··· DATA FOR PROCESSING ···

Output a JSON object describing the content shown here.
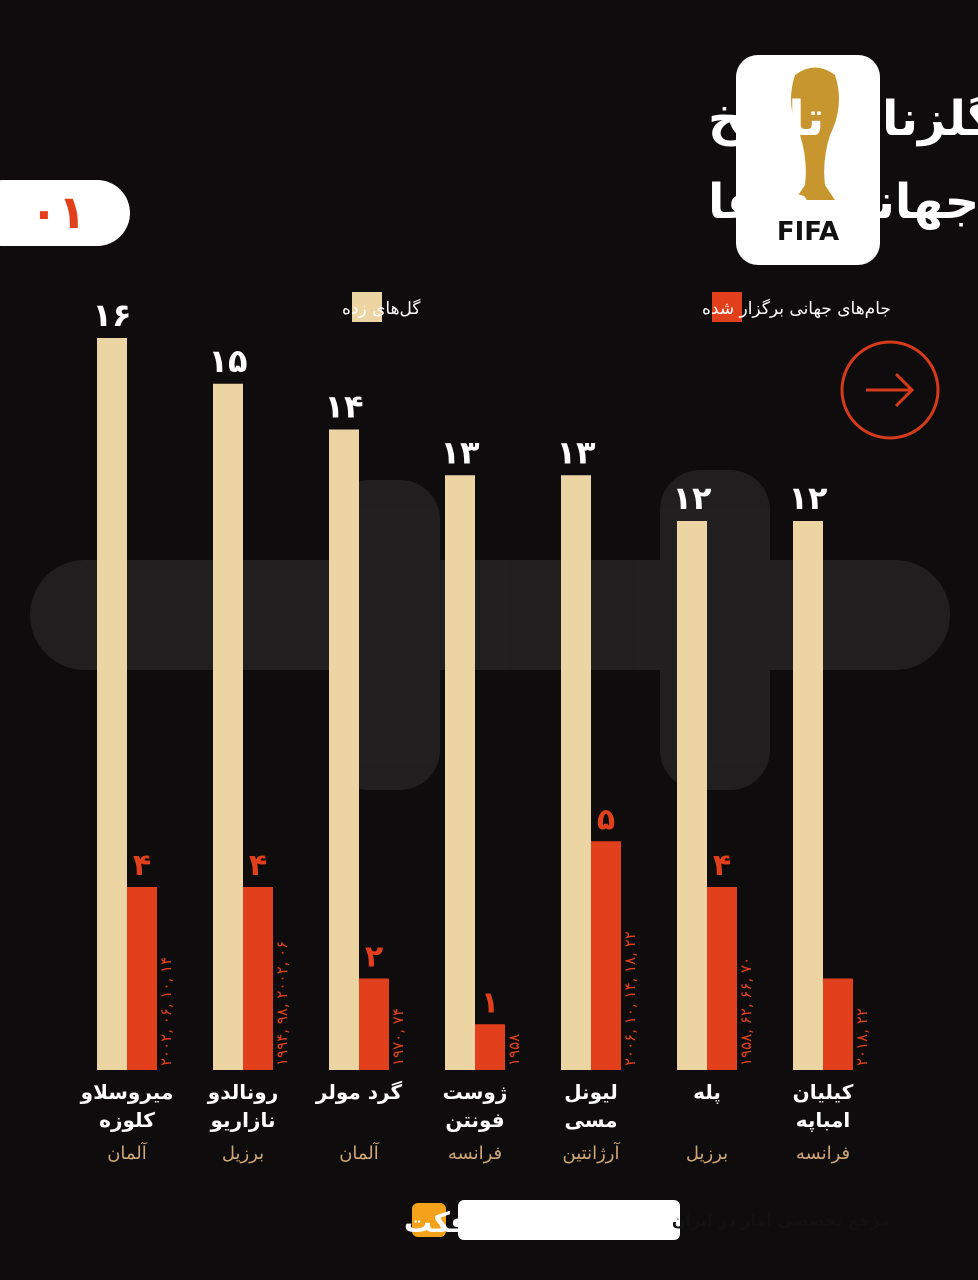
{
  "chart_data": {
    "type": "bar",
    "title": "برترین گلزنان تاریخ",
    "subtitle": "جام جهانی فیفا",
    "badge": "۰۱",
    "logo_text": "FIFA",
    "categories": [
      "میروسلاو\nکلوزه",
      "رونالدو\nنازاریو",
      "گرد مولر",
      "ژوست\nفونتن",
      "لیونل\nمسی",
      "پله",
      "کیلیان\nامباپه"
    ],
    "category_notes": [
      "آلمان",
      "برزیل",
      "آلمان",
      "فرانسه",
      "آرژانتین",
      "برزیل",
      "فرانسه"
    ],
    "series": [
      {
        "name": "گل‌های زده",
        "color": "#ecd5a3",
        "values": [
          16,
          15,
          14,
          13,
          13,
          12,
          12
        ],
        "value_labels": [
          "۱۶",
          "۱۵",
          "۱۴",
          "۱۳",
          "۱۳",
          "۱۲",
          "۱۲"
        ]
      },
      {
        "name": "جام‌های جهانی برگزار شده",
        "color": "#e2401c",
        "values": [
          4,
          4,
          2,
          1,
          5,
          4,
          2
        ],
        "value_labels": [
          "۴",
          "۴",
          "۲",
          "۱",
          "۵",
          "۴",
          null
        ],
        "annotations": [
          "۲۰۰۲, ۰۶, ۱۰, ۱۴",
          "۱۹۹۴, ۹۸, ۲۰۰۲, ۰۶",
          "۱۹۷۰, ۷۴",
          "۱۹۵۸",
          "۲۰۰۶, ۱۰, ۱۴, ۱۸, ۲۲",
          "۱۹۵۸, ۶۲, ۶۶, ۷۰",
          "۲۰۱۸, ۲۲"
        ]
      }
    ],
    "footer": "مرجع تخصصی آمار در ایران",
    "brand": "آمارفکت"
  }
}
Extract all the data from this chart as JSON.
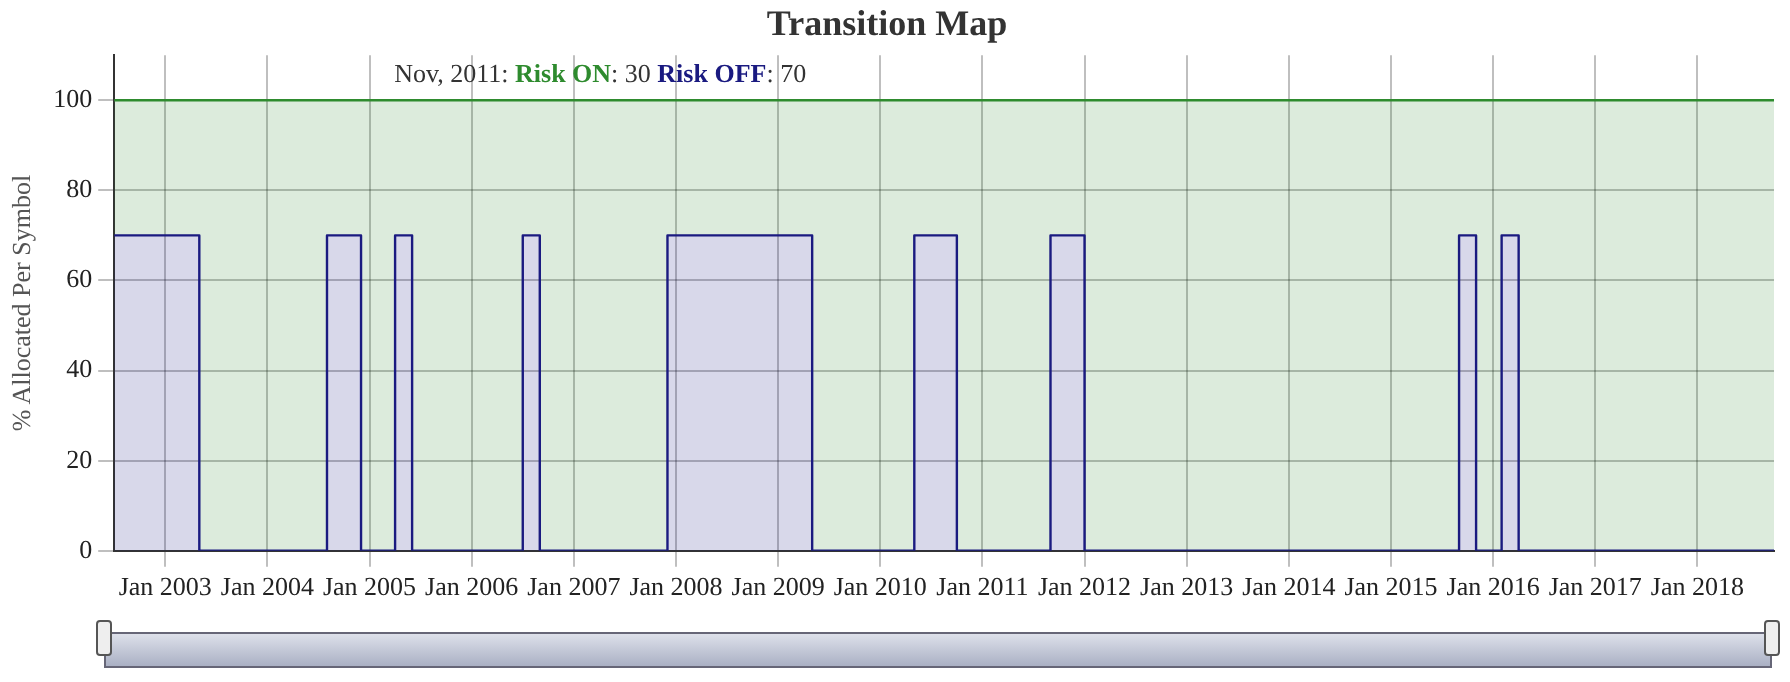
{
  "chart_data": {
    "type": "area",
    "title": "Transition Map",
    "ylabel": "% Allocated Per Symbol",
    "annotations": [
      "Nov, 2011:",
      ": 30",
      ": 70"
    ],
    "x": [
      "2002-07",
      "2003-05",
      "2003-05",
      "2004-08",
      "2004-08",
      "2004-12",
      "2004-12",
      "2005-04",
      "2005-04",
      "2005-06",
      "2005-06",
      "2006-07",
      "2006-07",
      "2006-09",
      "2006-09",
      "2007-12",
      "2007-12",
      "2009-05",
      "2009-05",
      "2010-05",
      "2010-05",
      "2010-10",
      "2010-10",
      "2011-09",
      "2011-09",
      "2012-01",
      "2012-01",
      "2015-09",
      "2015-09",
      "2015-11",
      "2015-11",
      "2016-02",
      "2016-02",
      "2016-04",
      "2016-04",
      "2018-10"
    ],
    "series": [
      {
        "name": "Risk OFF",
        "color": "#1a1a80",
        "values": [
          70,
          70,
          0,
          0,
          70,
          70,
          0,
          0,
          70,
          70,
          0,
          0,
          70,
          70,
          0,
          0,
          70,
          70,
          0,
          0,
          70,
          70,
          0,
          0,
          70,
          70,
          0,
          0,
          70,
          70,
          0,
          0,
          70,
          70,
          0,
          0
        ]
      },
      {
        "name": "Risk ON",
        "color": "#2e8b2e",
        "values": [
          30,
          30,
          100,
          100,
          30,
          30,
          100,
          100,
          30,
          30,
          100,
          100,
          30,
          30,
          100,
          100,
          30,
          30,
          100,
          100,
          30,
          30,
          100,
          100,
          30,
          30,
          100,
          100,
          30,
          30,
          100,
          100,
          30,
          30,
          100,
          100
        ]
      }
    ],
    "stacked": true,
    "xlim": [
      "2002-07",
      "2018-10"
    ],
    "xticks": [
      {
        "value": "2003-01",
        "label": "Jan 2003"
      },
      {
        "value": "2004-01",
        "label": "Jan 2004"
      },
      {
        "value": "2005-01",
        "label": "Jan 2005"
      },
      {
        "value": "2006-01",
        "label": "Jan 2006"
      },
      {
        "value": "2007-01",
        "label": "Jan 2007"
      },
      {
        "value": "2008-01",
        "label": "Jan 2008"
      },
      {
        "value": "2009-01",
        "label": "Jan 2009"
      },
      {
        "value": "2010-01",
        "label": "Jan 2010"
      },
      {
        "value": "2011-01",
        "label": "Jan 2011"
      },
      {
        "value": "2012-01",
        "label": "Jan 2012"
      },
      {
        "value": "2013-01",
        "label": "Jan 2013"
      },
      {
        "value": "2014-01",
        "label": "Jan 2014"
      },
      {
        "value": "2015-01",
        "label": "Jan 2015"
      },
      {
        "value": "2016-01",
        "label": "Jan 2016"
      },
      {
        "value": "2017-01",
        "label": "Jan 2017"
      },
      {
        "value": "2018-01",
        "label": "Jan 2018"
      }
    ],
    "ylim": [
      0,
      110
    ],
    "yticks": [
      0,
      20,
      40,
      60,
      80,
      100
    ],
    "grid": true
  }
}
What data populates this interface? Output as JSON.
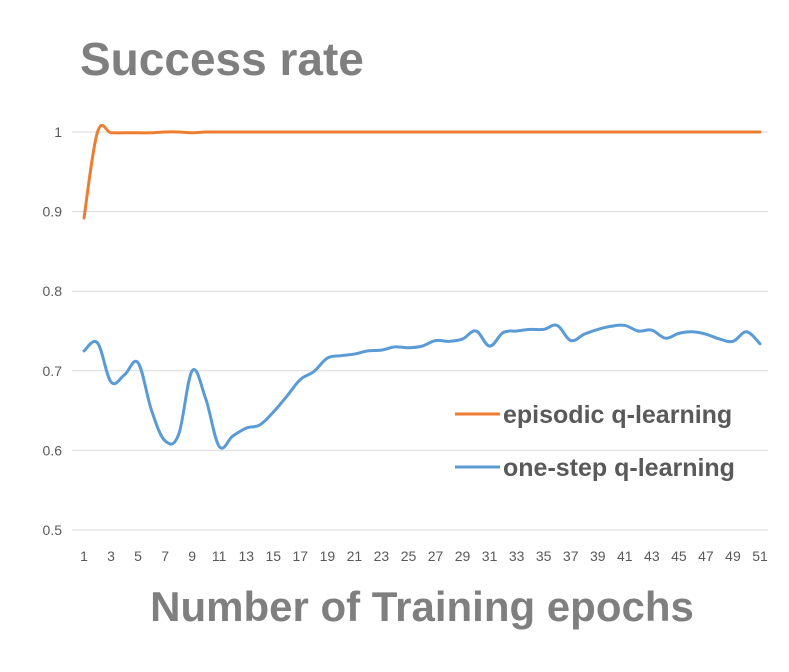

···

### OBJECTIVE
Restate the data above word for word. Do not include the images.

### RESULT FOR THIS EXERCISE
Output a JSON object describing the content shown here.
{
  "chart_data": {
    "type": "bar",
    "title": "برترین گلزنان تاریخ",
    "subtitle": "جام جهانی فیفا",
    "badge": "۰۱",
    "logo_text": "FIFA",
    "categories": [
      "میروسلاو\nکلوزه",
      "رونالدو\nنازاریو",
      "گرد مولر",
      "ژوست\nفونتن",
      "لیونل\nمسی",
      "پله",
      "کیلیان\nامباپه"
    ],
    "category_notes": [
      "آلمان",
      "برزیل",
      "آلمان",
      "فرانسه",
      "آرژانتین",
      "برزیل",
      "فرانسه"
    ],
    "series": [
      {
        "name": "گل‌های زده",
        "color": "#ecd5a3",
        "values": [
          16,
          15,
          14,
          13,
          13,
          12,
          12
        ],
        "value_labels": [
          "۱۶",
          "۱۵",
          "۱۴",
          "۱۳",
          "۱۳",
          "۱۲",
          "۱۲"
        ]
      },
      {
        "name": "جام‌های جهانی برگزار شده",
        "color": "#e2401c",
        "values": [
          4,
          4,
          2,
          1,
          5,
          4,
          2
        ],
        "value_labels": [
          "۴",
          "۴",
          "۲",
          "۱",
          "۵",
          "۴",
          null
        ],
        "annotations": [
          "۲۰۰۲, ۰۶, ۱۰, ۱۴",
          "۱۹۹۴, ۹۸, ۲۰۰۲, ۰۶",
          "۱۹۷۰, ۷۴",
          "۱۹۵۸",
          "۲۰۰۶, ۱۰, ۱۴, ۱۸, ۲۲",
          "۱۹۵۸, ۶۲, ۶۶, ۷۰",
          "۲۰۱۸, ۲۲"
        ]
      }
    ],
    "footer": "مرجع تخصصی آمار در ایران",
    "brand": "آمارفکت"
  }
}
Extract all the data from this chart as JSON.
{
  "chart_data": {
    "type": "area",
    "title": "Transition Map",
    "ylabel": "% Allocated Per Symbol",
    "annotations": [
      "Nov, 2011:",
      ": 30",
      ": 70"
    ],
    "x": [
      "2002-07",
      "2003-05",
      "2003-05",
      "2004-08",
      "2004-08",
      "2004-12",
      "2004-12",
      "2005-04",
      "2005-04",
      "2005-06",
      "2005-06",
      "2006-07",
      "2006-07",
      "2006-09",
      "2006-09",
      "2007-12",
      "2007-12",
      "2009-05",
      "2009-05",
      "2010-05",
      "2010-05",
      "2010-10",
      "2010-10",
      "2011-09",
      "2011-09",
      "2012-01",
      "2012-01",
      "2015-09",
      "2015-09",
      "2015-11",
      "2015-11",
      "2016-02",
      "2016-02",
      "2016-04",
      "2016-04",
      "2018-10"
    ],
    "series": [
      {
        "name": "Risk OFF",
        "color": "#1a1a80",
        "values": [
          70,
          70,
          0,
          0,
          70,
          70,
          0,
          0,
          70,
          70,
          0,
          0,
          70,
          70,
          0,
          0,
          70,
          70,
          0,
          0,
          70,
          70,
          0,
          0,
          70,
          70,
          0,
          0,
          70,
          70,
          0,
          0,
          70,
          70,
          0,
          0
        ]
      },
      {
        "name": "Risk ON",
        "color": "#2e8b2e",
        "values": [
          30,
          30,
          100,
          100,
          30,
          30,
          100,
          100,
          30,
          30,
          100,
          100,
          30,
          30,
          100,
          100,
          30,
          30,
          100,
          100,
          30,
          30,
          100,
          100,
          30,
          30,
          100,
          100,
          30,
          30,
          100,
          100,
          30,
          30,
          100,
          100
        ]
      }
    ],
    "stacked": true,
    "xlim": [
      "2002-07",
      "2018-10"
    ],
    "xticks": [
      {
        "value": "2003-01",
        "label": "Jan 2003"
      },
      {
        "value": "2004-01",
        "label": "Jan 2004"
      },
      {
        "value": "2005-01",
        "label": "Jan 2005"
      },
      {
        "value": "2006-01",
        "label": "Jan 2006"
      },
      {
        "value": "2007-01",
        "label": "Jan 2007"
      },
      {
        "value": "2008-01",
        "label": "Jan 2008"
      },
      {
        "value": "2009-01",
        "label": "Jan 2009"
      },
      {
        "value": "2010-01",
        "label": "Jan 2010"
      },
      {
        "value": "2011-01",
        "label": "Jan 2011"
      },
      {
        "value": "2012-01",
        "label": "Jan 2012"
      },
      {
        "value": "2013-01",
        "label": "Jan 2013"
      },
      {
        "value": "2014-01",
        "label": "Jan 2014"
      },
      {
        "value": "2015-01",
        "label": "Jan 2015"
      },
      {
        "value": "2016-01",
        "label": "Jan 2016"
      },
      {
        "value": "2017-01",
        "label": "Jan 2017"
      },
      {
        "value": "2018-01",
        "label": "Jan 2018"
      }
    ],
    "ylim": [
      0,
      110
    ],
    "yticks": [
      0,
      20,
      40,
      60,
      80,
      100
    ],
    "grid": true
  }
}
What data populates this interface? Output as JSON.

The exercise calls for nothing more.